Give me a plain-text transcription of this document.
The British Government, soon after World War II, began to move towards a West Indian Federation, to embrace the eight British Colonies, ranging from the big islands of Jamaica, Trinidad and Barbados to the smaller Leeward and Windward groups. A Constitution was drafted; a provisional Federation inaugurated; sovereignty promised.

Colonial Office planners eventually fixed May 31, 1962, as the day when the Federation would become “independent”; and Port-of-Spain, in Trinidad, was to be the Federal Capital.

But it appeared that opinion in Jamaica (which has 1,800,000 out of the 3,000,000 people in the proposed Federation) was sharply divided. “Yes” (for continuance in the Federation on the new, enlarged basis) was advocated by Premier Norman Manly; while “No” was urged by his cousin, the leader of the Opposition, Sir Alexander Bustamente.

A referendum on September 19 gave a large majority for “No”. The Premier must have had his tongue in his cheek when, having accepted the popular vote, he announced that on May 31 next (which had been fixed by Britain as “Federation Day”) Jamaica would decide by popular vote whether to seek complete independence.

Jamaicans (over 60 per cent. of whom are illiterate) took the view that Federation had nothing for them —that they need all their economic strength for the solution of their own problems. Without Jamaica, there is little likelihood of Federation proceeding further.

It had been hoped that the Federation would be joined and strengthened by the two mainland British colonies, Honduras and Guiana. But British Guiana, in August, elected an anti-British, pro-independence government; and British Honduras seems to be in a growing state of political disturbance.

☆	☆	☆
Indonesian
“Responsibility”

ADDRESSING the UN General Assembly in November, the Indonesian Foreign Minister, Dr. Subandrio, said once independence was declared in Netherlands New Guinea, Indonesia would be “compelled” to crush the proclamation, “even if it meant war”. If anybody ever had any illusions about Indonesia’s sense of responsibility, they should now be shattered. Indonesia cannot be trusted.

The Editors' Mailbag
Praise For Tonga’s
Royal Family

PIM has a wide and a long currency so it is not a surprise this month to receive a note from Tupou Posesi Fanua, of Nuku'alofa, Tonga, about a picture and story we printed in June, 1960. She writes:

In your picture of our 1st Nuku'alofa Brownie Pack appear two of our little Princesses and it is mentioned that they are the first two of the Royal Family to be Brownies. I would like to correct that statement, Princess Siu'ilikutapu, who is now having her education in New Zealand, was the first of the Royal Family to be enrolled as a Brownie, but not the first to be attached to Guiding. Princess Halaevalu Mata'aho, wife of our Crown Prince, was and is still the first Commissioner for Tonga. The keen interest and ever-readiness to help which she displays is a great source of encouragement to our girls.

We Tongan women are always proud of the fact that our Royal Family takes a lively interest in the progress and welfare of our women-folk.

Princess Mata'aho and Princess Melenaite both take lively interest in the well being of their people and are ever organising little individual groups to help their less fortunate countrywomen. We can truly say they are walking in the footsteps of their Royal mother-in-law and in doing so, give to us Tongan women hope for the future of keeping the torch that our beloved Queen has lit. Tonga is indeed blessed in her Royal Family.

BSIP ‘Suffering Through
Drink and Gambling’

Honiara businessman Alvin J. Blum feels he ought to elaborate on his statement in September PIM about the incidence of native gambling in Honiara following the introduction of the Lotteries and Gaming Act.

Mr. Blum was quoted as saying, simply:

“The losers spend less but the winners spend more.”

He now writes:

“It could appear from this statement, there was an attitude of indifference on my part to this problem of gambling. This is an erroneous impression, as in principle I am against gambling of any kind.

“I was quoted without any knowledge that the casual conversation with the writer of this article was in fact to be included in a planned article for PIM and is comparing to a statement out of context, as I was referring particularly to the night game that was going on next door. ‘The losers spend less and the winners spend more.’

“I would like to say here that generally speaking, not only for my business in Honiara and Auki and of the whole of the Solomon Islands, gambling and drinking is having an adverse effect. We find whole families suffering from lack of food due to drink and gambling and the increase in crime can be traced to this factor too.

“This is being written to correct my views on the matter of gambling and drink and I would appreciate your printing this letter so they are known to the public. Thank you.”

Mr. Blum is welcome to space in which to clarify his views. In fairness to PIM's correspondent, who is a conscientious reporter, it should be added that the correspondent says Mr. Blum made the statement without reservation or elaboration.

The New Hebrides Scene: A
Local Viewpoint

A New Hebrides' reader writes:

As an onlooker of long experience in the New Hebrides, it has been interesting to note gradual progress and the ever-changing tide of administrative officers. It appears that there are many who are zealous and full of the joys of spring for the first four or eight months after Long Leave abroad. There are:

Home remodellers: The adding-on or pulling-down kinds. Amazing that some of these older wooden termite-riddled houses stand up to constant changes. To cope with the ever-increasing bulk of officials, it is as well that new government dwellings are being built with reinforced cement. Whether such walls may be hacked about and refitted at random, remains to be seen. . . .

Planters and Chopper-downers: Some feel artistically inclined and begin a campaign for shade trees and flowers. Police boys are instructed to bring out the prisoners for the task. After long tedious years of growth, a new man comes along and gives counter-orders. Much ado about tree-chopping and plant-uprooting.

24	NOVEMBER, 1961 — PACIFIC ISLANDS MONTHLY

What you will do: Collect, from the material above, every line containing the word "September".

Task response:
A referendum on September 19 gave a large majority for “No”. The Premier must have had his tongue in his cheek when, having accepted the popular vote, he announced that on May 31 next (which had been fixed by Britain as “Federation Day”) Jamaica would decide by popular vote whether to seek complete independence.
Honiara businessman Alvin J. Blum feels he ought to elaborate on his statement in September PIM about the incidence of native gambling in Honiara following the introduction of the Lotteries and Gaming Act.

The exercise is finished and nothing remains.